----- Material provided -----

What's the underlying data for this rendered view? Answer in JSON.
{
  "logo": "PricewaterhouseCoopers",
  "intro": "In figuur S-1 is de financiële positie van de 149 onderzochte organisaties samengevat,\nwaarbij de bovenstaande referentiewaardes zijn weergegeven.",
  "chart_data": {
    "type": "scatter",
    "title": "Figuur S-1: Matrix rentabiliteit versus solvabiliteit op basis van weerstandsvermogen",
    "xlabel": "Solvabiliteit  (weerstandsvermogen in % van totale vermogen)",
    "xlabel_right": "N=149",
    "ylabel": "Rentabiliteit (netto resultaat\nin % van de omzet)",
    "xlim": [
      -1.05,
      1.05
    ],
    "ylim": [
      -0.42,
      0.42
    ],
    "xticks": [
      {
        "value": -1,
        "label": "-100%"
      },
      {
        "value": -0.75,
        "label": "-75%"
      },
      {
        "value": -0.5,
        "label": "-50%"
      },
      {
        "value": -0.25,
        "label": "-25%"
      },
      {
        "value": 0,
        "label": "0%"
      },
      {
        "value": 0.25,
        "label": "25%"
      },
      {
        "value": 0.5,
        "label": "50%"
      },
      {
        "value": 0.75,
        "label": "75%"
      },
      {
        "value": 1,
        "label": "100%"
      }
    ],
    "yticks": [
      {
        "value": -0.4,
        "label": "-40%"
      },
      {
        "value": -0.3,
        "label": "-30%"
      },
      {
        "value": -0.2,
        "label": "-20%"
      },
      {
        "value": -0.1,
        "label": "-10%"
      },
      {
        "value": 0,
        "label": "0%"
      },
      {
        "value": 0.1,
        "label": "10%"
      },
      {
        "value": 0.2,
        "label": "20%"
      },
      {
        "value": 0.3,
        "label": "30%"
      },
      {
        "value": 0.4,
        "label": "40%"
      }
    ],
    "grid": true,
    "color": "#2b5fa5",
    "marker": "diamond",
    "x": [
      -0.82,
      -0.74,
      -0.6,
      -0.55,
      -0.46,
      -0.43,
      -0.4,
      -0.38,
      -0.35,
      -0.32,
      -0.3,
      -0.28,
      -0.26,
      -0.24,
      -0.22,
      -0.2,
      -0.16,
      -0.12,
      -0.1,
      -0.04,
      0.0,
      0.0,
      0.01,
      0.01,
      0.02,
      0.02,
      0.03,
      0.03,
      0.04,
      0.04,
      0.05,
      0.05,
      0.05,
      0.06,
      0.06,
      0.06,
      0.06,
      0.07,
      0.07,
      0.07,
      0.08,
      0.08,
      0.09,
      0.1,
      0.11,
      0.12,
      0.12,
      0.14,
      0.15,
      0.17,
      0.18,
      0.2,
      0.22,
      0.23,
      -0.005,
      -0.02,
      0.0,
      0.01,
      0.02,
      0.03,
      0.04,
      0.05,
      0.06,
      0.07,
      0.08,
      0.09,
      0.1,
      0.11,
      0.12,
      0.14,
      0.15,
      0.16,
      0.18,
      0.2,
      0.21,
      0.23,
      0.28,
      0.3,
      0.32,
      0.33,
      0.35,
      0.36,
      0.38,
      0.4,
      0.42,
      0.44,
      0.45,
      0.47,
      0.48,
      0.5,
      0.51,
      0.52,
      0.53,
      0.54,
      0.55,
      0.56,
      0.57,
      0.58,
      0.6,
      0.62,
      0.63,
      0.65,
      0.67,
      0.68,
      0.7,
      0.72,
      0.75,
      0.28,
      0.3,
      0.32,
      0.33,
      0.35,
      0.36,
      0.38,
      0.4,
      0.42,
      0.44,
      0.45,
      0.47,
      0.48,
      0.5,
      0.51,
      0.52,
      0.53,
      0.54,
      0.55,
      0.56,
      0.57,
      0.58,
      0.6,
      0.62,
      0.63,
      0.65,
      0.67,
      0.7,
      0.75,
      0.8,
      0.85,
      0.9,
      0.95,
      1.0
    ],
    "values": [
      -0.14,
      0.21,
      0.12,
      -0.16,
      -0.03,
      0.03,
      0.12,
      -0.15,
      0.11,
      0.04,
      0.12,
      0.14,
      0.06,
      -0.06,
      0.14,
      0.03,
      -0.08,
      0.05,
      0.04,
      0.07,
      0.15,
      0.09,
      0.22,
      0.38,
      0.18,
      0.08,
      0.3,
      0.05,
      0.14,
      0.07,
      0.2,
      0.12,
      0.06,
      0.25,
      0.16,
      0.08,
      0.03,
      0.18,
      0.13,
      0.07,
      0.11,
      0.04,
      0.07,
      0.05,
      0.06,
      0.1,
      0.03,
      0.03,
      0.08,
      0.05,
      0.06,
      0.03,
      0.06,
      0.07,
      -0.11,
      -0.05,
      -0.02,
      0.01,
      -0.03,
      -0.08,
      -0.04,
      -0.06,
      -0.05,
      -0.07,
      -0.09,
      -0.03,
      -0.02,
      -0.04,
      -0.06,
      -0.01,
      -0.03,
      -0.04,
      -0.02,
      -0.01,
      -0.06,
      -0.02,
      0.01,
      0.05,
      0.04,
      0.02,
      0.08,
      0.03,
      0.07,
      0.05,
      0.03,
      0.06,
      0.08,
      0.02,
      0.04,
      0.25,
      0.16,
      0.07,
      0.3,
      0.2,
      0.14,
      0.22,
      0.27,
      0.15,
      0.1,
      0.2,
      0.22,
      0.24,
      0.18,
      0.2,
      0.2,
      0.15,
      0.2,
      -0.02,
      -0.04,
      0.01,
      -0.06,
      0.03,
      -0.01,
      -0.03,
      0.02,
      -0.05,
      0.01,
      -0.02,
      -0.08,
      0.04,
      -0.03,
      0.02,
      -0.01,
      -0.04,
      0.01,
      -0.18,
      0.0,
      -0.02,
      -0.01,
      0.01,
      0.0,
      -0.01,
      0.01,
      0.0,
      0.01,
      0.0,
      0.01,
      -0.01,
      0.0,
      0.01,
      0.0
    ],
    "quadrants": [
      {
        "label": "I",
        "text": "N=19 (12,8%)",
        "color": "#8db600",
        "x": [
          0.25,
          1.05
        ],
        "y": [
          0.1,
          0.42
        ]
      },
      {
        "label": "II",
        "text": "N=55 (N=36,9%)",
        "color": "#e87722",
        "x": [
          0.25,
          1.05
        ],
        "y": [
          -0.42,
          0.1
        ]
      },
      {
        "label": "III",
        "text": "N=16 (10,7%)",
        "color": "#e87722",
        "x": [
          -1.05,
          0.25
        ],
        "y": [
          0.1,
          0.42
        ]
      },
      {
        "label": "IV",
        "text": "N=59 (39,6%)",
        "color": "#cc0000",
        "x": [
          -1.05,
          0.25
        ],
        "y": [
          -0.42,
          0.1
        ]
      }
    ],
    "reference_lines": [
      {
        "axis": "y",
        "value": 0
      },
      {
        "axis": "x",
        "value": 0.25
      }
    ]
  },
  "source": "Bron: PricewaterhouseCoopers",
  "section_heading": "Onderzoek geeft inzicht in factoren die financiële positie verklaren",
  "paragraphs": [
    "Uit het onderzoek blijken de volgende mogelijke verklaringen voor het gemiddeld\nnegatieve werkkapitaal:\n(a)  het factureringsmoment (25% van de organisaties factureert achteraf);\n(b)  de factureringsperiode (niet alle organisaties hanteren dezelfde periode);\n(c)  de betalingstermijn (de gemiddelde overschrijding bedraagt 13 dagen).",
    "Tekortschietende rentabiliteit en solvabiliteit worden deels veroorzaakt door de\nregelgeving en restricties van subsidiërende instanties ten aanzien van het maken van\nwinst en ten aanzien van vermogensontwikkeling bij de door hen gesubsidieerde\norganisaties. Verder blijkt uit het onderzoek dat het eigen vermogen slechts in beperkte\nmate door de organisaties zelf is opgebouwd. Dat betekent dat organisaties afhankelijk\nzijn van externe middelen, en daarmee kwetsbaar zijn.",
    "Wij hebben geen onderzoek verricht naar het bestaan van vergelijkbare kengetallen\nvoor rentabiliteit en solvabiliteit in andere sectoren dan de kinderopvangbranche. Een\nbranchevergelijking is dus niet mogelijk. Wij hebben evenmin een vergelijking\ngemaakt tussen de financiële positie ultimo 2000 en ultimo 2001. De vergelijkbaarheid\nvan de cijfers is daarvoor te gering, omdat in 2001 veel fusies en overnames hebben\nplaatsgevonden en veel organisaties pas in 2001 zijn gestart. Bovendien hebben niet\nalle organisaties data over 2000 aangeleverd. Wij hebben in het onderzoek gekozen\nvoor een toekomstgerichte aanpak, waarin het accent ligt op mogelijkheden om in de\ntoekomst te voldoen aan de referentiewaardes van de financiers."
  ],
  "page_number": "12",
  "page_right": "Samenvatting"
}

-----

Return every line from the records above that holds the word "color".

## Result of this exercise
    "color": "#2b5fa5",
        "color": "#8db600",
        "color": "#e87722",
        "color": "#e87722",
        "color": "#cc0000",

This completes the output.